[Begin Excerpted data]
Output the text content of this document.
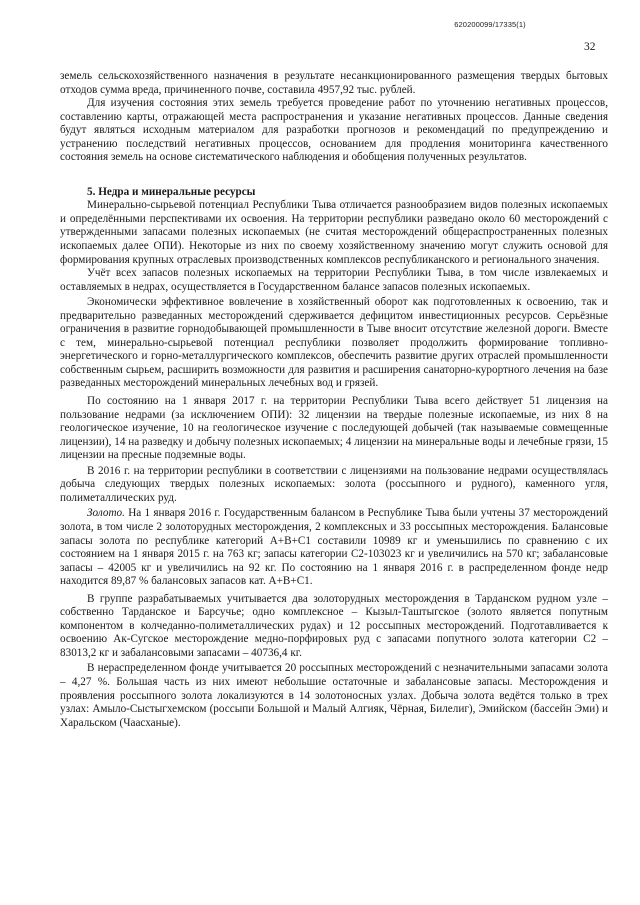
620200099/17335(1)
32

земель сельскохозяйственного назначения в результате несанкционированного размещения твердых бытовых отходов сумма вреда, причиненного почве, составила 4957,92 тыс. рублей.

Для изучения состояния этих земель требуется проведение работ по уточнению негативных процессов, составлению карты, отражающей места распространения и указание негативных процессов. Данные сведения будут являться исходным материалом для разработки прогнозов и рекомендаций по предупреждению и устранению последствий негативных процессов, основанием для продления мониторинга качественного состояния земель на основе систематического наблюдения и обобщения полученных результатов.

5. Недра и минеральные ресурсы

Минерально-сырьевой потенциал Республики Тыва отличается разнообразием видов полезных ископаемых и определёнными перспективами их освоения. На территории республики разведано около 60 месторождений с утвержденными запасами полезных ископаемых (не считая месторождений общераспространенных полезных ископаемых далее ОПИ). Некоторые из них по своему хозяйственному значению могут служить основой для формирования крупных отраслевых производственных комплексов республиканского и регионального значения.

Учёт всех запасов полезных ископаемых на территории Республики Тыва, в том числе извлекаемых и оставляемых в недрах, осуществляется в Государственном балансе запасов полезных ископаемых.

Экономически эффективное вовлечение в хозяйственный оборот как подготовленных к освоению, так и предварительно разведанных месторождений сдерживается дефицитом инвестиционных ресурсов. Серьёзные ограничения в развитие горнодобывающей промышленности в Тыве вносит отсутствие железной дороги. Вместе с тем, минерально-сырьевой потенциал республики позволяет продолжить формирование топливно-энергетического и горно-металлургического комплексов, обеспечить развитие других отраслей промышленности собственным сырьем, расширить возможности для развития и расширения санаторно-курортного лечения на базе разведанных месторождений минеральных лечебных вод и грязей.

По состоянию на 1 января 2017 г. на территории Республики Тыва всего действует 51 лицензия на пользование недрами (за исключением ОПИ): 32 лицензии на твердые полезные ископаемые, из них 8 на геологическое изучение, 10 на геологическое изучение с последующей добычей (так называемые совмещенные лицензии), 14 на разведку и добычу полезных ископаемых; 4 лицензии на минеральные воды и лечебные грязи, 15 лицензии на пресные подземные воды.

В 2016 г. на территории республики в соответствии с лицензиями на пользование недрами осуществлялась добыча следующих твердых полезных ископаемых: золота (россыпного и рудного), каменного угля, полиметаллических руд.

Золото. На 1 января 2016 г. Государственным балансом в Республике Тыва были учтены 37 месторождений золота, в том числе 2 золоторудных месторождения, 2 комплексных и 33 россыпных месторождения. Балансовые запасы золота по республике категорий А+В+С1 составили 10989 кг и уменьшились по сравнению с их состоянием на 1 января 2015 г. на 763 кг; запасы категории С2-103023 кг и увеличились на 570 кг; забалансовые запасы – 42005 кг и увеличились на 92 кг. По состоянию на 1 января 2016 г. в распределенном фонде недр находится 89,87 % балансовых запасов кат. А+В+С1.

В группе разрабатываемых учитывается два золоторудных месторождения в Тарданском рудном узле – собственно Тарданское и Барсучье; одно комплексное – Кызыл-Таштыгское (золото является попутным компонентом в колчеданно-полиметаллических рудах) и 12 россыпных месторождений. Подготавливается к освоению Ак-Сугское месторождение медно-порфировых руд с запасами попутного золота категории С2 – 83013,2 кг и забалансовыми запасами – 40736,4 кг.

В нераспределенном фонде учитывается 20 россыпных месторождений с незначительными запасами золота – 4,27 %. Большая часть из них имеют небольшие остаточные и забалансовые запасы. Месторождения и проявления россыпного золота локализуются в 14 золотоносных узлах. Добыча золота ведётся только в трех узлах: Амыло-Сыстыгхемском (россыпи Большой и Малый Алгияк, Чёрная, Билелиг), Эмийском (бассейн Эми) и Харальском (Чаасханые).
[End Excerpted data]
▶ [What the task asks]: Count every line in the data where the string "минеральные" occurs. Give nothing except the number.

▶ [Reply]: 2